### SOURCE PASSAGE
◆ ◆ ◆ ◆ ◆ ◆ ◆
Personal information
- Date of birth: 2 May 1982 (age 43)
- Place of birth: Dunajská Streda, Czechoslovakia
- Height: 1.90 m (6 ft 3 in)
- Position: Centre-back

Youth career
- Šamorín
- 1999–2000: ŠKP Devín

Senior career*
- Years: Team / Apps / (Gls)
- 2000–2002: ŠKP Devín
- 2002–2004: Synot Staré Město / 7 / (0)
- 2004–2009: AS Trenčín / 107 / (11)
- 2005–2006: → Slovácko (loan) / 0 / (0)
- 2008–2010: → ADO Den Haag (loan) / 48 / (6)
- 2010–2013: Zagłębie Lubin / 48 / (0)
- 2013–2015: Piast Gliwice / 59 / (5)
- 2016–2018: ŠTK 1914 Šamorín / 47 / (3)

International career
- 2009: Slovakia / 1 / (0)

= Csaba Horváth (footballer) =

Slovak footballer (born 1982)

Csaba Horváth (/sk/; born 2 May 1982) is a Slovak former professional footballer who played as a centre-back. Across his club career, Horváth played in the Czech Republic, the Netherlands and Poland, as well as his native Slovakia. He made one appearance for Slovakia in 2009.

He currently serves as the president of his former club ŠTK 1914 Šamorín.

==Club career==
He signed on loan for ADO Den Haag in July 2008 for the 2008–09 season, with an option for Den Haag to buy after the season. He scored in his debut match, a 5–2 win against Sparta Rotterdam. After his first season with Den Haag, the club wanted to keep the player but complained that his transfer fee was too high, so Horváth remained at the club on loan. In his second season with Den Haag, Horváth scored in an away win against Vitesse Arnhem.
◆ ◆ ◆ ◆ ◆ ◆ ◆
### INFORMATION SUPPLIED
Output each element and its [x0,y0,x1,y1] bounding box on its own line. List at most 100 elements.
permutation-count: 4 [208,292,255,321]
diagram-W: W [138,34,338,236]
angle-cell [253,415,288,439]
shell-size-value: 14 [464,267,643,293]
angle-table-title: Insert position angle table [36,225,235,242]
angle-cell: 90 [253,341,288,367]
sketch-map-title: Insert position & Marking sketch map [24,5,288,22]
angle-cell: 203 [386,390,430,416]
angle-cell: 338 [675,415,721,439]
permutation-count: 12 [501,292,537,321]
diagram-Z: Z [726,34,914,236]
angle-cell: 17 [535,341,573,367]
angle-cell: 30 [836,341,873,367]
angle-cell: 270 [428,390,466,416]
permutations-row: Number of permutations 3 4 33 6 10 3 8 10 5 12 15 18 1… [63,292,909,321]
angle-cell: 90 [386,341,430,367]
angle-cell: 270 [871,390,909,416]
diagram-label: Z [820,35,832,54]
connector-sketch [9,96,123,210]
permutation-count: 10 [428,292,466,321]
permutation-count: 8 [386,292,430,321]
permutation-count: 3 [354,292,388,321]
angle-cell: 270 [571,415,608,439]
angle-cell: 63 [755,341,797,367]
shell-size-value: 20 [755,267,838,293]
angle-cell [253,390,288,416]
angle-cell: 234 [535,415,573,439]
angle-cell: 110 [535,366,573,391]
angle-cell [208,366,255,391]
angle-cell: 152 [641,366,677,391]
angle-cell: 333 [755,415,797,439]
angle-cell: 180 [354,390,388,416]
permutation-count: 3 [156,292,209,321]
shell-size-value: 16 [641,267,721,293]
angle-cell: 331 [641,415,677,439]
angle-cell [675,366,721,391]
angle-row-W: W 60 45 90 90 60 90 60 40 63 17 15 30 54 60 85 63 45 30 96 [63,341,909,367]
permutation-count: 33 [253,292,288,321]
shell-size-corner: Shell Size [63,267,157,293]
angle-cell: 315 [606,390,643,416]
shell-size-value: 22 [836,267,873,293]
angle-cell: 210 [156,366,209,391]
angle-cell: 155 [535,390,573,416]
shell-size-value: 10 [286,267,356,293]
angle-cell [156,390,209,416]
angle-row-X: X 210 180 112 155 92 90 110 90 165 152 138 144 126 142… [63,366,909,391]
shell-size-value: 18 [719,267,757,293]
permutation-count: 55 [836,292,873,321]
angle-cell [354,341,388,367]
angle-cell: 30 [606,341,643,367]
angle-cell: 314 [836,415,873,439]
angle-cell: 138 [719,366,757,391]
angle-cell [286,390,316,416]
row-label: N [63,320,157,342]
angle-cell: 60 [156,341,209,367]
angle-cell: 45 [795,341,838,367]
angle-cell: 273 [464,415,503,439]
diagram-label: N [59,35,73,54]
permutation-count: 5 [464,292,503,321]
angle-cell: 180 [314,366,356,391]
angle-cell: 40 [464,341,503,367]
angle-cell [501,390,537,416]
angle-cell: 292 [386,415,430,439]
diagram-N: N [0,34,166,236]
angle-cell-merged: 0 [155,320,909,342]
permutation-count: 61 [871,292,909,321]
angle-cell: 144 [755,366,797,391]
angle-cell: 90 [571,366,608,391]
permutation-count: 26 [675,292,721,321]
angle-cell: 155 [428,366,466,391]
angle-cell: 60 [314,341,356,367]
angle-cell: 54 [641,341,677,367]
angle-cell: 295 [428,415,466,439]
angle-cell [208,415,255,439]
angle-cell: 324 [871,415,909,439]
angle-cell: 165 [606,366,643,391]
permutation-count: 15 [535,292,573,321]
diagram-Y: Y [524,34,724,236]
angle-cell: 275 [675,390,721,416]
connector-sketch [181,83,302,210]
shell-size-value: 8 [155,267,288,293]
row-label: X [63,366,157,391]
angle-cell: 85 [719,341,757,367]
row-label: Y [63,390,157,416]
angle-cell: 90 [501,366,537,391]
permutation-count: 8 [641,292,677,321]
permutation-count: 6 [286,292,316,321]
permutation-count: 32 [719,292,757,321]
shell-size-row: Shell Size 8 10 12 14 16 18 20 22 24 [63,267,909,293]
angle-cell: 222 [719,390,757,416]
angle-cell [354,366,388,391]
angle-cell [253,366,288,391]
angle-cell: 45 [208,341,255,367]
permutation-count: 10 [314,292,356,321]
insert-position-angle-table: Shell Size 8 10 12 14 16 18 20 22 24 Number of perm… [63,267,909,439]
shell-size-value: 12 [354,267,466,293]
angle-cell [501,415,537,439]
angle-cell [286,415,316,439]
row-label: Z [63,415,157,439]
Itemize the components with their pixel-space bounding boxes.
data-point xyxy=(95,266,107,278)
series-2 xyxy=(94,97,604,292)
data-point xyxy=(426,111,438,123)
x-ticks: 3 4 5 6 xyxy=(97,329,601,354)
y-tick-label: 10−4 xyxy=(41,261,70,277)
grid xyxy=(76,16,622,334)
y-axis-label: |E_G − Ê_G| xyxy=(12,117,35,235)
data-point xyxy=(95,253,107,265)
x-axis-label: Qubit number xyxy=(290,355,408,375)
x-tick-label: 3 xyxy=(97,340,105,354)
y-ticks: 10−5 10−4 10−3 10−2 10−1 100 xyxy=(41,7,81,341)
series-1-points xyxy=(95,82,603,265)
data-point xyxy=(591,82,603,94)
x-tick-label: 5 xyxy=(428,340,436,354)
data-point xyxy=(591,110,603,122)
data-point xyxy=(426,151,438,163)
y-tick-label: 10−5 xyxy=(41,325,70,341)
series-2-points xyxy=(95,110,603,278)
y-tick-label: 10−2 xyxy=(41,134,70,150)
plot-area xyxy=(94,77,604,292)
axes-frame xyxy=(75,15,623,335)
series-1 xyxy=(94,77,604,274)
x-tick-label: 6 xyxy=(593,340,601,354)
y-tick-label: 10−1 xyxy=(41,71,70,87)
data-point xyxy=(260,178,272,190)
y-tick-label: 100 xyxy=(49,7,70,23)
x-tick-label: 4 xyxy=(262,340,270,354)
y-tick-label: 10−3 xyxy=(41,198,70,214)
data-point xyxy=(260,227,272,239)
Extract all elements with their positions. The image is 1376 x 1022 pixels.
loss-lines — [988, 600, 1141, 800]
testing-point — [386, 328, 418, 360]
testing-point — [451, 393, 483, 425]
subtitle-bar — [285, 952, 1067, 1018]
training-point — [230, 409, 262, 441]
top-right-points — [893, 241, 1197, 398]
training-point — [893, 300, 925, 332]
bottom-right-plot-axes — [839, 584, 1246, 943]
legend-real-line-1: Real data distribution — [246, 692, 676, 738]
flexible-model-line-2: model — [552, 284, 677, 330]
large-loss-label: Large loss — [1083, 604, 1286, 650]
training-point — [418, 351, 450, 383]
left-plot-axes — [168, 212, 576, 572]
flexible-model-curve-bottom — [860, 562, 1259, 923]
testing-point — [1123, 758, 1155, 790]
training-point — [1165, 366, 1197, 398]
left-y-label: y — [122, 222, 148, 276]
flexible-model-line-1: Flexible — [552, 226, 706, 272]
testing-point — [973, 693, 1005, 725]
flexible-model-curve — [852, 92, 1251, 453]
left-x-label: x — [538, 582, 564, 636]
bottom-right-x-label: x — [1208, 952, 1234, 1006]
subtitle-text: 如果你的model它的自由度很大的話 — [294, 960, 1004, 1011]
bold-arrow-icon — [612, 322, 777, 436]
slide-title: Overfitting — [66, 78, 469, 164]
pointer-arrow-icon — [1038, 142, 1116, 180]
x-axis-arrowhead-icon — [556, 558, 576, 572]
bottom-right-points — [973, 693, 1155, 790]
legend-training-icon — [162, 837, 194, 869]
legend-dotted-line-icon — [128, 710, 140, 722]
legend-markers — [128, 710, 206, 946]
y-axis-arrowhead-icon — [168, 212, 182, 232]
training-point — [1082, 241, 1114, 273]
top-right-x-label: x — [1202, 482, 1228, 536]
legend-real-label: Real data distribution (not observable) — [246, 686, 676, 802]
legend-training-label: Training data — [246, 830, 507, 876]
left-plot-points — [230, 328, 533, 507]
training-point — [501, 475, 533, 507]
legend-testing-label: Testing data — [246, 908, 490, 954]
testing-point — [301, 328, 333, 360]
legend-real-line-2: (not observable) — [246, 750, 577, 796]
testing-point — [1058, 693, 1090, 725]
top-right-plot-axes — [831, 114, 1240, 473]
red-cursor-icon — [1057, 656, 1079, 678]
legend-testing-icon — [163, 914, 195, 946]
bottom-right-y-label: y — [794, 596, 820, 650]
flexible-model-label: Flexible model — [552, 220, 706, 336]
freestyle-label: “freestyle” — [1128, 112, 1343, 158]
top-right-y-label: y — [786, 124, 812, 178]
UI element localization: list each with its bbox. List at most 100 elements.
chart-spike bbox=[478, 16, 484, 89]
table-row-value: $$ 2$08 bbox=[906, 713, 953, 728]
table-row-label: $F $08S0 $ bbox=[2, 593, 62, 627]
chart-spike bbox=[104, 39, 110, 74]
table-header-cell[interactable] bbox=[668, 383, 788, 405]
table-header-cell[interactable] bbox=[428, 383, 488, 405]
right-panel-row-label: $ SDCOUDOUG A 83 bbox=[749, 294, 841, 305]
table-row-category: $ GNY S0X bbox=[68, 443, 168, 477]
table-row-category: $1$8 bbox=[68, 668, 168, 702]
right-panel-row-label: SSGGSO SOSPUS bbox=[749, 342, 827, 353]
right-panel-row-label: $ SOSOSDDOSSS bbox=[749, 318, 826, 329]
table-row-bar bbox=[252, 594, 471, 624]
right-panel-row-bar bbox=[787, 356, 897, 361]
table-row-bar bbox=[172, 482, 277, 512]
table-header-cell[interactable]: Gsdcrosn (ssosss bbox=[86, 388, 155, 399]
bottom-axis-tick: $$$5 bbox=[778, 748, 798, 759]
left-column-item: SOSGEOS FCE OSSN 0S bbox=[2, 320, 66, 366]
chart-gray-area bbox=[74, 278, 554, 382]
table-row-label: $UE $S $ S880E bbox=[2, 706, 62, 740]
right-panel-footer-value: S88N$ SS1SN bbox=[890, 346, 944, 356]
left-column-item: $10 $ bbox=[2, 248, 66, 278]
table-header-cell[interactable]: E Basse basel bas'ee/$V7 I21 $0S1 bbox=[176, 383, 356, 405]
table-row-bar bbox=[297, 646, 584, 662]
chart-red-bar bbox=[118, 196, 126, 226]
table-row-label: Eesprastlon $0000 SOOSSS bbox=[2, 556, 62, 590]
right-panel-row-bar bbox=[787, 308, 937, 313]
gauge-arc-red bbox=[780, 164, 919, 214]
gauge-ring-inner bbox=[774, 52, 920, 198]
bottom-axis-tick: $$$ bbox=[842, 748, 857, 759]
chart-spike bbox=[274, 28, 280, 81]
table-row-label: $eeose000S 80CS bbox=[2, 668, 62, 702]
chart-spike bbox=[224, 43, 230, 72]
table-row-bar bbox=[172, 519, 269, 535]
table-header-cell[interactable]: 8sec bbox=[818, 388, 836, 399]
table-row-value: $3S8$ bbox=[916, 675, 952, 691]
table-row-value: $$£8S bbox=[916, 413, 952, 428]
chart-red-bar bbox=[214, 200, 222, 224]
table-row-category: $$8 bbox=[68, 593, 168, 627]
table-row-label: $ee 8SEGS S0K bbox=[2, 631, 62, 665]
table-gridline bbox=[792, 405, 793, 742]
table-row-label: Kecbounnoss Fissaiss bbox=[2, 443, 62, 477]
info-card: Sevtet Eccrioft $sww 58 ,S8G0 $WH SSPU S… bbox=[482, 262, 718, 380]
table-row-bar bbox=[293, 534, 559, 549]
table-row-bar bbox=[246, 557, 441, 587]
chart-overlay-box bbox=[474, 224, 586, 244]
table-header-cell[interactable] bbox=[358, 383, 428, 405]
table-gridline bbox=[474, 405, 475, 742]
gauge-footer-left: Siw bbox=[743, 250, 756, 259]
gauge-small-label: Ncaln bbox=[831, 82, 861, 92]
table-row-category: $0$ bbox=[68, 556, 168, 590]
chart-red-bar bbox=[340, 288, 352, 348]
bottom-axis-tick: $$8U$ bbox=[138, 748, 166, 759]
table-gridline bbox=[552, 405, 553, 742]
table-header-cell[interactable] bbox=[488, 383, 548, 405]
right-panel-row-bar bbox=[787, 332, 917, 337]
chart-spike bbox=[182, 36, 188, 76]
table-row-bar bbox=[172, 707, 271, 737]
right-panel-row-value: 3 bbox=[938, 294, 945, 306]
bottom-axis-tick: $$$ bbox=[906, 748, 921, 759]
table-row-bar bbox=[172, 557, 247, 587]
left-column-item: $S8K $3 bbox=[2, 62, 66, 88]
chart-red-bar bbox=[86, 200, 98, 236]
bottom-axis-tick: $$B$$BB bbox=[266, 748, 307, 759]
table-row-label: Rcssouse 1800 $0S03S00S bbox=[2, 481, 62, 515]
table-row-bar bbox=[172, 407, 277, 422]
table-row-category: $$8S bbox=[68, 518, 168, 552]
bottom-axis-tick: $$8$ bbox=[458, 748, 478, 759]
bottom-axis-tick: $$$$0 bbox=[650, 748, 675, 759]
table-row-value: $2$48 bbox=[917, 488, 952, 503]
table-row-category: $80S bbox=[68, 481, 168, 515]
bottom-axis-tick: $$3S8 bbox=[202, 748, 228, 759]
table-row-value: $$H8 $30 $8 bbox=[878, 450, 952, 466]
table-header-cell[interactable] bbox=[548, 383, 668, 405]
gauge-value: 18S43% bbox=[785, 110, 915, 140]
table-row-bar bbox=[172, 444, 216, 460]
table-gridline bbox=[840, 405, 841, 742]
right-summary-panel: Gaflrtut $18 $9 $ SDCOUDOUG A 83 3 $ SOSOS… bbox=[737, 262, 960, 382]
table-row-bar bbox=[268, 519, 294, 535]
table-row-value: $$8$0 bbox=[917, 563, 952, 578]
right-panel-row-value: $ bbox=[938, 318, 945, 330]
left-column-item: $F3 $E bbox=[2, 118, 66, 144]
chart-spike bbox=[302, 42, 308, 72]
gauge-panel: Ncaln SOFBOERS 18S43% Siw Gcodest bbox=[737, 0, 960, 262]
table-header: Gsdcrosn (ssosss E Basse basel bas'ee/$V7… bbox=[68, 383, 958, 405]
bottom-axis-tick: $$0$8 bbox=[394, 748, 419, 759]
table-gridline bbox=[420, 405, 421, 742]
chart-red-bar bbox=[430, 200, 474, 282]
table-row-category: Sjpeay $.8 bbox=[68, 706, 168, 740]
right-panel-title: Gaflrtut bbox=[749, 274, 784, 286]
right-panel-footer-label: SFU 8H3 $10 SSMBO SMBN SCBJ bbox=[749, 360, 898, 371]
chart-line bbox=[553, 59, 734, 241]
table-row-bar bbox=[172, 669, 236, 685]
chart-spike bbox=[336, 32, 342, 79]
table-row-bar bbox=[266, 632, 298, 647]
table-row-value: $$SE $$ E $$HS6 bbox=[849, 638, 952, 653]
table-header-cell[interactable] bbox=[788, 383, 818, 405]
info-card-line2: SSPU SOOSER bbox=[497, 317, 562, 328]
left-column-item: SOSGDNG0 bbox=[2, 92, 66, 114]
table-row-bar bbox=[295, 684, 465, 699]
◆ ◆ ◆ ◆ ◆ ◆ ◆
### TASKS FOR THIS EXERCISE
(A) In the passage on Csaba Horváth, which team did he score against in his debut match for ADO Den Haag?
(B) Continue the passage on Csaba Horváth, starting after its final sentence.

### ANSWER SET
(A) Sparta Rotterdam, in a 5–2 win.

(B)
On 4 July 2010 he moved to Polish club Zagłębie Lubin, where he signed a three-year contract. In three seasons with the club, Horváth made 48 Ekstraklasa appearances for Zagłębie without scoring. In June 2013, Horváth signed a two-year contract with another Polish side, Piast Gliwice, as a free agent. After five years in Poland, Horváth returned to Slovakia. He concluded his professional career in January 2018.

==International career==
In August 2009, Horváth was called up to the Slovakia national team, his second such call-up. He made his international debut in a 1–1 friendly draw against Iceland on 12 August. Later the same month he was nominated in the Slovakia squad for World Cup qualification matches against the Czech Republic and Northern Ireland.